Search the data for the string "Liêu" and extract every line where it appears.

Start Exercise material

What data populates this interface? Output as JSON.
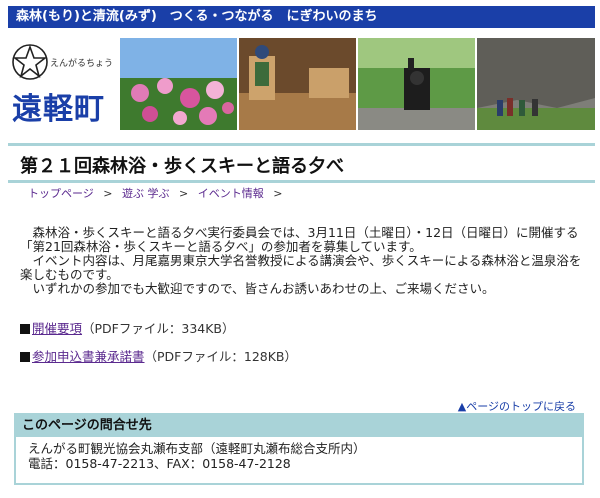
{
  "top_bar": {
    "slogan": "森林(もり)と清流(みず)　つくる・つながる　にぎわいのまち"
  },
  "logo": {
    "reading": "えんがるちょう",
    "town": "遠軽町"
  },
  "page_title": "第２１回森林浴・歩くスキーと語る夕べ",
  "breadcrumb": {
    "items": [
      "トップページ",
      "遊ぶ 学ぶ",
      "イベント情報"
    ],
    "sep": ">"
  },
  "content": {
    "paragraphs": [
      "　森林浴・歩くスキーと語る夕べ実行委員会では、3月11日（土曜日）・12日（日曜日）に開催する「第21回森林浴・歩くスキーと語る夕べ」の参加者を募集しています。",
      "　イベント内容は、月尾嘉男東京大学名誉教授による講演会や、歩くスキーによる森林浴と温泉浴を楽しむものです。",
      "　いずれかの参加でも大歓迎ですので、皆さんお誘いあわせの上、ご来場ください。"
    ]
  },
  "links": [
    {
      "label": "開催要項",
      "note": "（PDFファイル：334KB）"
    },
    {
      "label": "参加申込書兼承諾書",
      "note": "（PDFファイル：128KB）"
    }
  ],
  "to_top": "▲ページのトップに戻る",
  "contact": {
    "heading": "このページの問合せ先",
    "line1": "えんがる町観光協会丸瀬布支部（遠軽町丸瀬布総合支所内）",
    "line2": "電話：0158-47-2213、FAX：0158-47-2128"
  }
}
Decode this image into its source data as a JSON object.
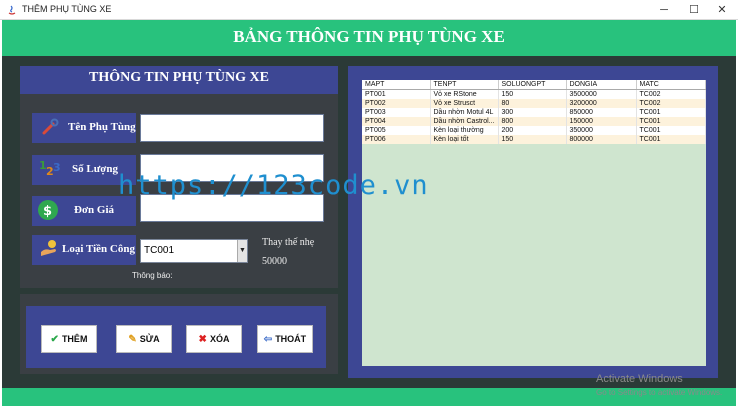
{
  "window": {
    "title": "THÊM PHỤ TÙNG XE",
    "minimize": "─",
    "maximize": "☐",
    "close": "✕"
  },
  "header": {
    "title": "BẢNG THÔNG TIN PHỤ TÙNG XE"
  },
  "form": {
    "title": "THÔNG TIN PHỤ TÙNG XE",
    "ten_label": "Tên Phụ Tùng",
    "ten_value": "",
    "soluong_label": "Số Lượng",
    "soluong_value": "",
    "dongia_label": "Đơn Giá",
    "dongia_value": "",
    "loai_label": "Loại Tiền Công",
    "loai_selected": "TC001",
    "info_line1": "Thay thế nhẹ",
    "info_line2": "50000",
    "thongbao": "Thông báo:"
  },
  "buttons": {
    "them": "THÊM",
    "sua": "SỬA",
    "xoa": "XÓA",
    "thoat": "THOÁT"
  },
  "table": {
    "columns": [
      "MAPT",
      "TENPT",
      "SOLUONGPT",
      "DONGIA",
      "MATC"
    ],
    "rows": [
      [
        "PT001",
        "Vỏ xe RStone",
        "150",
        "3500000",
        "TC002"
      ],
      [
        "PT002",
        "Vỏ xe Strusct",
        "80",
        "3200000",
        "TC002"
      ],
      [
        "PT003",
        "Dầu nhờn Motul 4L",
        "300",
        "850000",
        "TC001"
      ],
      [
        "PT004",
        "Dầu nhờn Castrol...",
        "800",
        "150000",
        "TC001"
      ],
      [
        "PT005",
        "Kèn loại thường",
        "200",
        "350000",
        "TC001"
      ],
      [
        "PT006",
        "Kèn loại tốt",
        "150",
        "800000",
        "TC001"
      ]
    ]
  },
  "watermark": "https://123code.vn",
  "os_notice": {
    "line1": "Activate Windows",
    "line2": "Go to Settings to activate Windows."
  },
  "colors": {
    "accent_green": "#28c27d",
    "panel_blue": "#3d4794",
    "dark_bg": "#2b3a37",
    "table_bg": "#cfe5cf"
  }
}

End Exercise material
Start Exercise material

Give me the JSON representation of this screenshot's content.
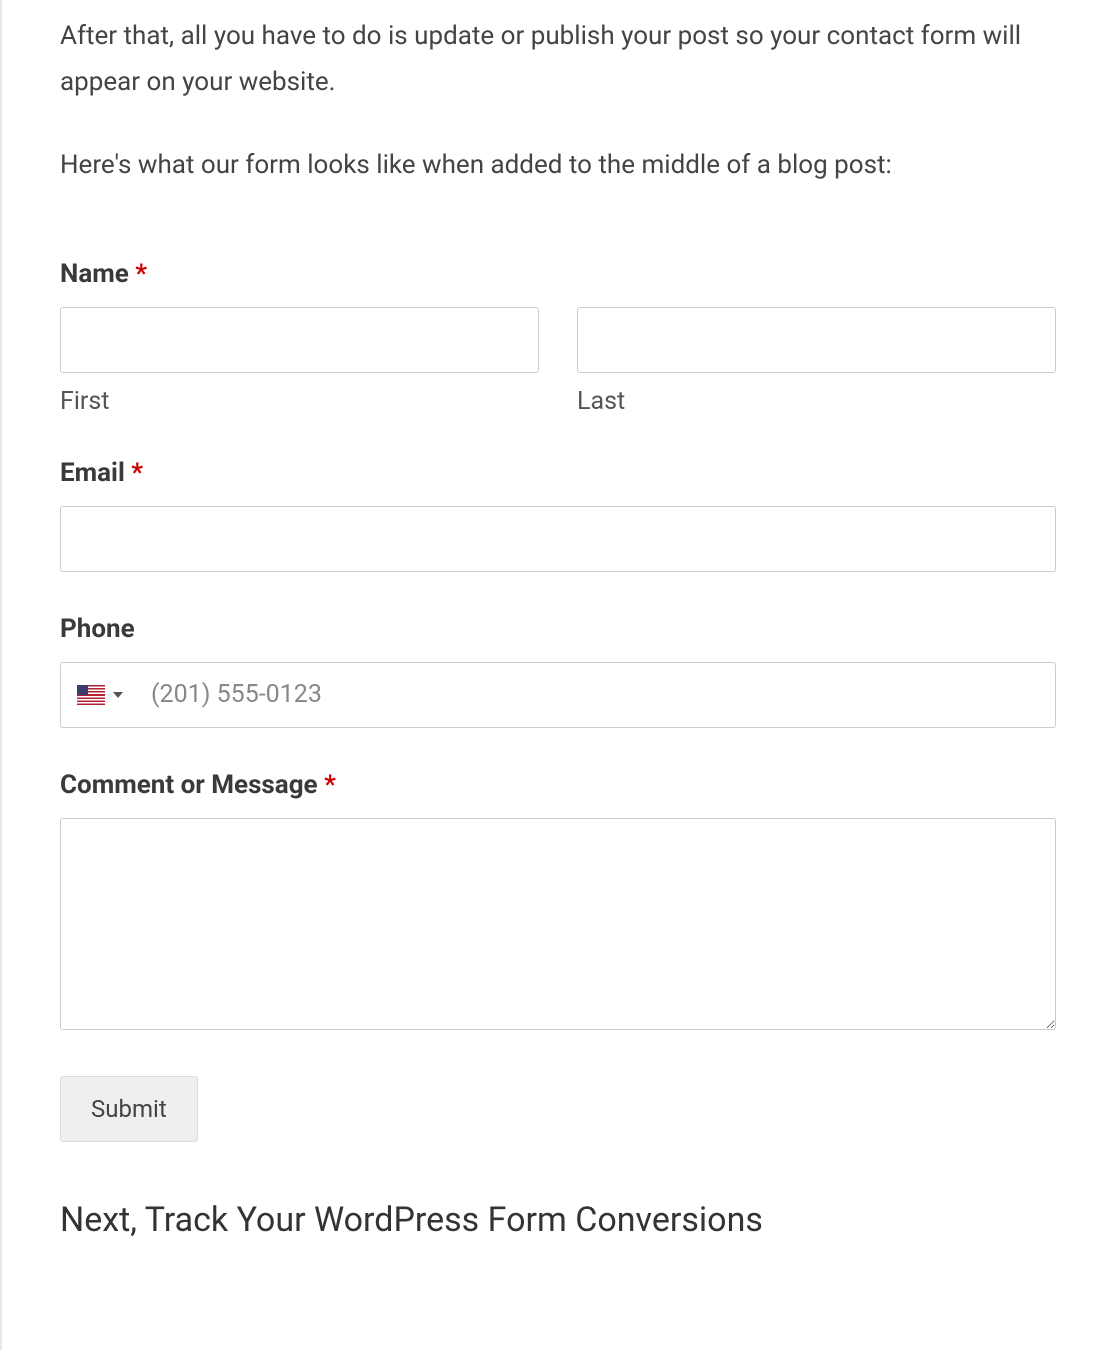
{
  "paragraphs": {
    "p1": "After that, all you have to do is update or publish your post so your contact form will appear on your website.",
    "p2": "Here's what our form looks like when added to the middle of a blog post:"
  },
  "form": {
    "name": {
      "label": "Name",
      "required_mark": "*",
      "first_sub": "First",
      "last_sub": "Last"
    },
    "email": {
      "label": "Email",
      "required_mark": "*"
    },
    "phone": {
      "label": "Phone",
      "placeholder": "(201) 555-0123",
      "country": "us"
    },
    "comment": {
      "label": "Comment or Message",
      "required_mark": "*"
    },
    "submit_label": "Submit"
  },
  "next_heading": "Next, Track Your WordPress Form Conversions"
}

End Exercise material
Start Exercise material

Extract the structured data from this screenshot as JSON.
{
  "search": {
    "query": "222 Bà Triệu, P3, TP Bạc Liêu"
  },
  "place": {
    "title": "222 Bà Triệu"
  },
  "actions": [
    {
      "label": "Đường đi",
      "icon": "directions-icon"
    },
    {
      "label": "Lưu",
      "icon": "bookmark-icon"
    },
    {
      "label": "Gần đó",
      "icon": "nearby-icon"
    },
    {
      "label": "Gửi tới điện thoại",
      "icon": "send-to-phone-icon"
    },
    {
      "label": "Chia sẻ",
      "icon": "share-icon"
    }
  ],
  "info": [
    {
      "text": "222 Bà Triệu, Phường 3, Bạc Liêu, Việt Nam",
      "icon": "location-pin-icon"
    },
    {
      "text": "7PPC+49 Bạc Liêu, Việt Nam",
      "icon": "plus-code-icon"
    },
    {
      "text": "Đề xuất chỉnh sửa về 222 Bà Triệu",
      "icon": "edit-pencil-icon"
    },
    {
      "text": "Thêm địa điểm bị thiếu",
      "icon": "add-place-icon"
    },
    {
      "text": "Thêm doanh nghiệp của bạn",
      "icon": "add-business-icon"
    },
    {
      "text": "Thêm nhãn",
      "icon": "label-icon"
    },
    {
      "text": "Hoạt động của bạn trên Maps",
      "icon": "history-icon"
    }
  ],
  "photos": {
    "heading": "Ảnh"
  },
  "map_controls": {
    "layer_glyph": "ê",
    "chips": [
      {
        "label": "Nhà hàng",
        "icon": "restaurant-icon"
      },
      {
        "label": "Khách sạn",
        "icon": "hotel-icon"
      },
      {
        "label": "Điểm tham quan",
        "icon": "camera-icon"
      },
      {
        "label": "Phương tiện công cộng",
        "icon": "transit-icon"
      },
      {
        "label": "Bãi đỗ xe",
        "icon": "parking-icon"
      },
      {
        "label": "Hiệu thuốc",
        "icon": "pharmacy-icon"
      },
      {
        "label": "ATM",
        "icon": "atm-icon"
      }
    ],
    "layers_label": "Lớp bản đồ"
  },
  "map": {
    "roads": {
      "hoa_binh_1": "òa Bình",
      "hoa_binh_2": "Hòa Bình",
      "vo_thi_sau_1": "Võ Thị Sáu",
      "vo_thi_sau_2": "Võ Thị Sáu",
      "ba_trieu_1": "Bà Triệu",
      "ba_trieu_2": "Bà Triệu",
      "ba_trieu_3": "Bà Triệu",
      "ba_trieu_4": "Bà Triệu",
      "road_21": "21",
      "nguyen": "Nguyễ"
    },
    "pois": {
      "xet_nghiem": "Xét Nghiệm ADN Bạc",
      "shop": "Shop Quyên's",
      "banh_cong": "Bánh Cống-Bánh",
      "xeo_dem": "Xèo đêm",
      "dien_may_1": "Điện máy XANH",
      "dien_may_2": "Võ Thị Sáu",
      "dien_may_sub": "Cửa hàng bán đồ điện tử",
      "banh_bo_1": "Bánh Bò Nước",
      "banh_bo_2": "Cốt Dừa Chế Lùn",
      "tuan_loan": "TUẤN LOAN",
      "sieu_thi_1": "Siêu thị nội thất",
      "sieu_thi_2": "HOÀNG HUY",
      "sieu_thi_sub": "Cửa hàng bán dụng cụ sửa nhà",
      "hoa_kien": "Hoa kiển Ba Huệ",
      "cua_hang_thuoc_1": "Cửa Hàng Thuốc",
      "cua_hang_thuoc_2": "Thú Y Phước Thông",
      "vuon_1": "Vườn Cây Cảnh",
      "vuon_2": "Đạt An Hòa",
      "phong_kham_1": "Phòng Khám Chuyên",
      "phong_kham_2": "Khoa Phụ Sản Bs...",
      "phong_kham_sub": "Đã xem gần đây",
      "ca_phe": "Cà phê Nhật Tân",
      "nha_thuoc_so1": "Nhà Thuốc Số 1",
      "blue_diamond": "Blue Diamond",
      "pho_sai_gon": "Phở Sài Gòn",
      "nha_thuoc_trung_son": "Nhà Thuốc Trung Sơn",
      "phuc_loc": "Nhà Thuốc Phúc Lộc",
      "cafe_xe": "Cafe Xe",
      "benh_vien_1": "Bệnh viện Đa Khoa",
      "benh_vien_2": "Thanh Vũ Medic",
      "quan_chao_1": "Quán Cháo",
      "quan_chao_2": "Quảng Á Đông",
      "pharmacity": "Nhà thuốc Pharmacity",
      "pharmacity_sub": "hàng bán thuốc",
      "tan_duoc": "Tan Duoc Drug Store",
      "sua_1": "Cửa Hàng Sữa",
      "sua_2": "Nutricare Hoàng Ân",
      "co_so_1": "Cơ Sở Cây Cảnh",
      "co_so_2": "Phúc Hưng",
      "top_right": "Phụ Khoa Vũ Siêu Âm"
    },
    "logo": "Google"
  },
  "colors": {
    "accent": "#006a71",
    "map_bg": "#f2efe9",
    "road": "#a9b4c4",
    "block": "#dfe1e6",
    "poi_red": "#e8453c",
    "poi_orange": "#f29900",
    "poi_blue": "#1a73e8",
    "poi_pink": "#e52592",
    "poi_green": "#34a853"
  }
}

End Exercise material

§ **Response to the exercise**:
    "query": "222 Bà Triệu, P3, TP Bạc Liêu"
      "text": "222 Bà Triệu, Phường 3, Bạc Liêu, Việt Nam",
      "text": "7PPC+49 Bạc Liêu, Việt Nam",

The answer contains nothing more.